Records provided:
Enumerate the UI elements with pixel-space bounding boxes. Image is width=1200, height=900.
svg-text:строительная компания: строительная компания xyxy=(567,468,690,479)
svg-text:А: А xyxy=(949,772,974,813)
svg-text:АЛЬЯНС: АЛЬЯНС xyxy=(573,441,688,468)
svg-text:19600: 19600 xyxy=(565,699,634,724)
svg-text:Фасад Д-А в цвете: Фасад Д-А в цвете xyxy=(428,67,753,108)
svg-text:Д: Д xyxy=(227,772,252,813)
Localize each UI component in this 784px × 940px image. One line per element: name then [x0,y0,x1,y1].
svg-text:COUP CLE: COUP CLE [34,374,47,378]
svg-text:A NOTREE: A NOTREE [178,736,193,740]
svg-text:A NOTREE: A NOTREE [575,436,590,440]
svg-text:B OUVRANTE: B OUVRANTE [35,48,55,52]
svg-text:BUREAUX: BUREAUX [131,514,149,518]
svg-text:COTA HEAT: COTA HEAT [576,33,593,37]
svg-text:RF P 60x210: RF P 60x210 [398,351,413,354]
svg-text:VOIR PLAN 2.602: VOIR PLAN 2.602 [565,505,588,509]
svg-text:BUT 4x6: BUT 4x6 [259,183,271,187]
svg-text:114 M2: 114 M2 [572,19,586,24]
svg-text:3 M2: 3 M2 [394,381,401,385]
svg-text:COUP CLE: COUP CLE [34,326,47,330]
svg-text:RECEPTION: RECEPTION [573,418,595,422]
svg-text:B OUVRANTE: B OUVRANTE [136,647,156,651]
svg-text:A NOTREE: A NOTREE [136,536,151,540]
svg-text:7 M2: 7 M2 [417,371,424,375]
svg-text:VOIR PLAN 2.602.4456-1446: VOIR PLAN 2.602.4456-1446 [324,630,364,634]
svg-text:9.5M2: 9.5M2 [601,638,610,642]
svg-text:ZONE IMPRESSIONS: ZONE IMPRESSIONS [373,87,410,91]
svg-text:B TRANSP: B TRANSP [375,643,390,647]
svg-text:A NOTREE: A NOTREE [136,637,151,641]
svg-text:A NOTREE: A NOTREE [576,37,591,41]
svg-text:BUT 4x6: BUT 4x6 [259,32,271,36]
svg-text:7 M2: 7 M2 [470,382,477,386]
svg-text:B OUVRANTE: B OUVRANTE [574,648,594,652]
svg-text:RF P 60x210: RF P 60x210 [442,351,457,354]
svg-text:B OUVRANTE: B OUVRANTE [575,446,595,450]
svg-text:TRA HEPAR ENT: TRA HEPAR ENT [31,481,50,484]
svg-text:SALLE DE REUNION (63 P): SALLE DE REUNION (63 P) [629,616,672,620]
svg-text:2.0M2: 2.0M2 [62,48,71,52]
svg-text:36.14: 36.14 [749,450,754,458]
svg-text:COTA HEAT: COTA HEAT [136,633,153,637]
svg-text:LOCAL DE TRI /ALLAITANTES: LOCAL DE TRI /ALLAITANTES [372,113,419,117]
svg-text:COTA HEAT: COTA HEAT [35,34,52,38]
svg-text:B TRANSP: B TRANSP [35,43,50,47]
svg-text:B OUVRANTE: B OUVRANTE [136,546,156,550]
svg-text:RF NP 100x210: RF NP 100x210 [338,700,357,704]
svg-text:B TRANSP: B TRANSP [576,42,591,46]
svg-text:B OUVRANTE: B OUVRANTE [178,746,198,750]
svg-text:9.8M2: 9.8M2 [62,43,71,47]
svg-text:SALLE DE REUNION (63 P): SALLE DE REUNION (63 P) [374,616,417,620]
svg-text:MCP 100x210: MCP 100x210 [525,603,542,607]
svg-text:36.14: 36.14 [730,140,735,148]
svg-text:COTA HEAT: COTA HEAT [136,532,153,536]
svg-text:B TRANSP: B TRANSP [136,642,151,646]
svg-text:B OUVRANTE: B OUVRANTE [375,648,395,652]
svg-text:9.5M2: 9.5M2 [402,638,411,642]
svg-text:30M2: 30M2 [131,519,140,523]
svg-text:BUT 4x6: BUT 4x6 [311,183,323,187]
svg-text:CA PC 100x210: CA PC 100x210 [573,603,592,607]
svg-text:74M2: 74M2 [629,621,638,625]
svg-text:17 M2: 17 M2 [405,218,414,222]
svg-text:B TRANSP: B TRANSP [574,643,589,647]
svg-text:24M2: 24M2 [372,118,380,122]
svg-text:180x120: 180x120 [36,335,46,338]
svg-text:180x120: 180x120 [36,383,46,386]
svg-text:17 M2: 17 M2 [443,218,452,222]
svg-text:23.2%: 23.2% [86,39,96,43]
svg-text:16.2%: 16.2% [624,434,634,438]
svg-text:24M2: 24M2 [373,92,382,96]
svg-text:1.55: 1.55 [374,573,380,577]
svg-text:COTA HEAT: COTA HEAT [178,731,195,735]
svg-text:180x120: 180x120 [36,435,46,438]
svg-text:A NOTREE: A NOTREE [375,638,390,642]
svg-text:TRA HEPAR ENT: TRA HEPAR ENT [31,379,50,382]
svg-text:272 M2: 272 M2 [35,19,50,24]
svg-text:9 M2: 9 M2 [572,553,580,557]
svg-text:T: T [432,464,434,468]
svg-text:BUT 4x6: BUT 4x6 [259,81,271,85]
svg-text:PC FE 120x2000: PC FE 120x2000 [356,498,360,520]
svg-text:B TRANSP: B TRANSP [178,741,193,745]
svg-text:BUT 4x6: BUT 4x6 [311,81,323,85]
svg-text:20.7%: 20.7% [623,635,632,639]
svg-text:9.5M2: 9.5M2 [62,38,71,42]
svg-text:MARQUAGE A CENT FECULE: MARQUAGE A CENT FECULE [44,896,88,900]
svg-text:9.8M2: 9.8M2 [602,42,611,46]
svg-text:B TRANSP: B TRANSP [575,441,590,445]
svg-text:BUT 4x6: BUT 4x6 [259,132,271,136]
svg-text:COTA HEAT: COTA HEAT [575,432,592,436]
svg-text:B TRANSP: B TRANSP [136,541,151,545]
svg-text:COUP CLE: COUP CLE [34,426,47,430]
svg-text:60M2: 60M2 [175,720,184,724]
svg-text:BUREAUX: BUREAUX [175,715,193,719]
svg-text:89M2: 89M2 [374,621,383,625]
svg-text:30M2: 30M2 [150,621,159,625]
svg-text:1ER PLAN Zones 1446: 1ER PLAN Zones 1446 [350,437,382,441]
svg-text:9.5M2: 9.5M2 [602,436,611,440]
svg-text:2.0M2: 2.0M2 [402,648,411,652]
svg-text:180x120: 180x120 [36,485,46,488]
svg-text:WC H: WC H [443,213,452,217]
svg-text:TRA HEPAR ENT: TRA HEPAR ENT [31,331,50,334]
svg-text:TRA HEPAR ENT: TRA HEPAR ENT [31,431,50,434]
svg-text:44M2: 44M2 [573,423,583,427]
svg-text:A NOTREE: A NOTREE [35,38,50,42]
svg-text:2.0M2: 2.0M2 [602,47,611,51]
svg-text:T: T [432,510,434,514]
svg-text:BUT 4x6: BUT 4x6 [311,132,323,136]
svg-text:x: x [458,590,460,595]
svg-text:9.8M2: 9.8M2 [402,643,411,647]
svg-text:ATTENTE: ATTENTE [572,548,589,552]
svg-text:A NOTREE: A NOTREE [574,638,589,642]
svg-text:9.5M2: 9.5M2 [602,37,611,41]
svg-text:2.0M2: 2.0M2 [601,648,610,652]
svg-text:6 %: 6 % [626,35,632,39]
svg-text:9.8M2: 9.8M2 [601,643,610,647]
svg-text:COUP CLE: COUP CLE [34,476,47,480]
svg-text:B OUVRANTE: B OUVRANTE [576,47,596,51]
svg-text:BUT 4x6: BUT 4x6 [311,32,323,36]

Task directions:
Can you change every "RECEPTION" in the entries above to "ACCUEIL" and reproduce all the entries with everything else left as it is?

Answer to the problem:
Enumerate the UI elements with pixel-space bounding boxes. Image is width=1200, height=900.
svg-text:строительная компания: строительная компания xyxy=(567,468,690,479)
svg-text:А: А xyxy=(949,772,974,813)
svg-text:АЛЬЯНС: АЛЬЯНС xyxy=(573,441,688,468)
svg-text:19600: 19600 xyxy=(565,699,634,724)
svg-text:Фасад Д-А в цвете: Фасад Д-А в цвете xyxy=(428,67,753,108)
svg-text:Д: Д xyxy=(227,772,252,813)
Localize each UI component in this 784px × 940px image. One line per element: name then [x0,y0,x1,y1].
svg-text:COUP CLE: COUP CLE [34,374,47,378]
svg-text:A NOTREE: A NOTREE [178,736,193,740]
svg-text:A NOTREE: A NOTREE [575,436,590,440]
svg-text:B OUVRANTE: B OUVRANTE [35,48,55,52]
svg-text:BUREAUX: BUREAUX [131,514,149,518]
svg-text:COTA HEAT: COTA HEAT [576,33,593,37]
svg-text:RF P 60x210: RF P 60x210 [398,351,413,354]
svg-text:VOIR PLAN 2.602: VOIR PLAN 2.602 [565,505,588,509]
svg-text:BUT 4x6: BUT 4x6 [259,183,271,187]
svg-text:114 M2: 114 M2 [572,19,586,24]
svg-text:3 M2: 3 M2 [394,381,401,385]
svg-text:COUP CLE: COUP CLE [34,326,47,330]
svg-text:ACCUEIL: ACCUEIL [573,418,595,422]
svg-text:B OUVRANTE: B OUVRANTE [136,647,156,651]
svg-text:A NOTREE: A NOTREE [136,536,151,540]
svg-text:7 M2: 7 M2 [417,371,424,375]
svg-text:VOIR PLAN 2.602.4456-1446: VOIR PLAN 2.602.4456-1446 [324,630,364,634]
svg-text:9.5M2: 9.5M2 [601,638,610,642]
svg-text:ZONE IMPRESSIONS: ZONE IMPRESSIONS [373,87,410,91]
svg-text:B TRANSP: B TRANSP [375,643,390,647]
svg-text:A NOTREE: A NOTREE [136,637,151,641]
svg-text:A NOTREE: A NOTREE [576,37,591,41]
svg-text:BUT 4x6: BUT 4x6 [259,32,271,36]
svg-text:7 M2: 7 M2 [470,382,477,386]
svg-text:B OUVRANTE: B OUVRANTE [574,648,594,652]
svg-text:RF P 60x210: RF P 60x210 [442,351,457,354]
svg-text:B OUVRANTE: B OUVRANTE [575,446,595,450]
svg-text:TRA HEPAR ENT: TRA HEPAR ENT [31,481,50,484]
svg-text:SALLE DE REUNION (63 P): SALLE DE REUNION (63 P) [629,616,672,620]
svg-text:2.0M2: 2.0M2 [62,48,71,52]
svg-text:36.14: 36.14 [749,450,754,458]
svg-text:COTA HEAT: COTA HEAT [136,633,153,637]
svg-text:LOCAL DE TRI /ALLAITANTES: LOCAL DE TRI /ALLAITANTES [372,113,419,117]
svg-text:COTA HEAT: COTA HEAT [35,34,52,38]
svg-text:B TRANSP: B TRANSP [35,43,50,47]
svg-text:B OUVRANTE: B OUVRANTE [136,546,156,550]
svg-text:RF NP 100x210: RF NP 100x210 [338,700,357,704]
svg-text:B TRANSP: B TRANSP [576,42,591,46]
svg-text:B OUVRANTE: B OUVRANTE [178,746,198,750]
svg-text:9.8M2: 9.8M2 [62,43,71,47]
svg-text:SALLE DE REUNION (63 P): SALLE DE REUNION (63 P) [374,616,417,620]
svg-text:MCP 100x210: MCP 100x210 [525,603,542,607]
svg-text:36.14: 36.14 [730,140,735,148]
svg-text:COTA HEAT: COTA HEAT [136,532,153,536]
svg-text:B TRANSP: B TRANSP [136,642,151,646]
svg-text:B OUVRANTE: B OUVRANTE [375,648,395,652]
svg-text:9.5M2: 9.5M2 [402,638,411,642]
svg-text:30M2: 30M2 [131,519,140,523]
svg-text:BUT 4x6: BUT 4x6 [311,183,323,187]
svg-text:CA PC 100x210: CA PC 100x210 [573,603,592,607]
svg-text:74M2: 74M2 [629,621,638,625]
svg-text:17 M2: 17 M2 [405,218,414,222]
svg-text:B TRANSP: B TRANSP [574,643,589,647]
svg-text:24M2: 24M2 [372,118,380,122]
svg-text:180x120: 180x120 [36,335,46,338]
svg-text:180x120: 180x120 [36,383,46,386]
svg-text:17 M2: 17 M2 [443,218,452,222]
svg-text:23.2%: 23.2% [86,39,96,43]
svg-text:16.2%: 16.2% [624,434,634,438]
svg-text:24M2: 24M2 [373,92,382,96]
svg-text:1.55: 1.55 [374,573,380,577]
svg-text:COTA HEAT: COTA HEAT [178,731,195,735]
svg-text:180x120: 180x120 [36,435,46,438]
svg-text:A NOTREE: A NOTREE [375,638,390,642]
svg-text:TRA HEPAR ENT: TRA HEPAR ENT [31,379,50,382]
svg-text:272 M2: 272 M2 [35,19,50,24]
svg-text:9 M2: 9 M2 [572,553,580,557]
svg-text:T: T [432,464,434,468]
svg-text:BUT 4x6: BUT 4x6 [259,81,271,85]
svg-text:PC FE 120x2000: PC FE 120x2000 [356,498,360,520]
svg-text:B TRANSP: B TRANSP [178,741,193,745]
svg-text:BUT 4x6: BUT 4x6 [311,81,323,85]
svg-text:20.7%: 20.7% [623,635,632,639]
svg-text:9.5M2: 9.5M2 [62,38,71,42]
svg-text:MARQUAGE A CENT FECULE: MARQUAGE A CENT FECULE [44,896,88,900]
svg-text:9.8M2: 9.8M2 [602,42,611,46]
svg-text:B TRANSP: B TRANSP [575,441,590,445]
svg-text:BUT 4x6: BUT 4x6 [259,132,271,136]
svg-text:COTA HEAT: COTA HEAT [575,432,592,436]
svg-text:B TRANSP: B TRANSP [136,541,151,545]
svg-text:COUP CLE: COUP CLE [34,426,47,430]
svg-text:60M2: 60M2 [175,720,184,724]
svg-text:BUREAUX: BUREAUX [175,715,193,719]
svg-text:89M2: 89M2 [374,621,383,625]
svg-text:30M2: 30M2 [150,621,159,625]
svg-text:1ER PLAN Zones 1446: 1ER PLAN Zones 1446 [350,437,382,441]
svg-text:9.5M2: 9.5M2 [602,436,611,440]
svg-text:2.0M2: 2.0M2 [402,648,411,652]
svg-text:180x120: 180x120 [36,485,46,488]
svg-text:WC H: WC H [443,213,452,217]
svg-text:TRA HEPAR ENT: TRA HEPAR ENT [31,331,50,334]
svg-text:TRA HEPAR ENT: TRA HEPAR ENT [31,431,50,434]
svg-text:44M2: 44M2 [573,423,583,427]
svg-text:A NOTREE: A NOTREE [35,38,50,42]
svg-text:2.0M2: 2.0M2 [602,47,611,51]
svg-text:T: T [432,510,434,514]
svg-text:BUT 4x6: BUT 4x6 [311,132,323,136]
svg-text:x: x [458,590,460,595]
svg-text:9.8M2: 9.8M2 [402,643,411,647]
svg-text:ATTENTE: ATTENTE [572,548,589,552]
svg-text:A NOTREE: A NOTREE [574,638,589,642]
svg-text:9.5M2: 9.5M2 [602,37,611,41]
svg-text:2.0M2: 2.0M2 [601,648,610,652]
svg-text:6 %: 6 % [626,35,632,39]
svg-text:9.8M2: 9.8M2 [601,643,610,647]
svg-text:COUP CLE: COUP CLE [34,476,47,480]
svg-text:B OUVRANTE: B OUVRANTE [576,47,596,51]
svg-text:BUT 4x6: BUT 4x6 [311,32,323,36]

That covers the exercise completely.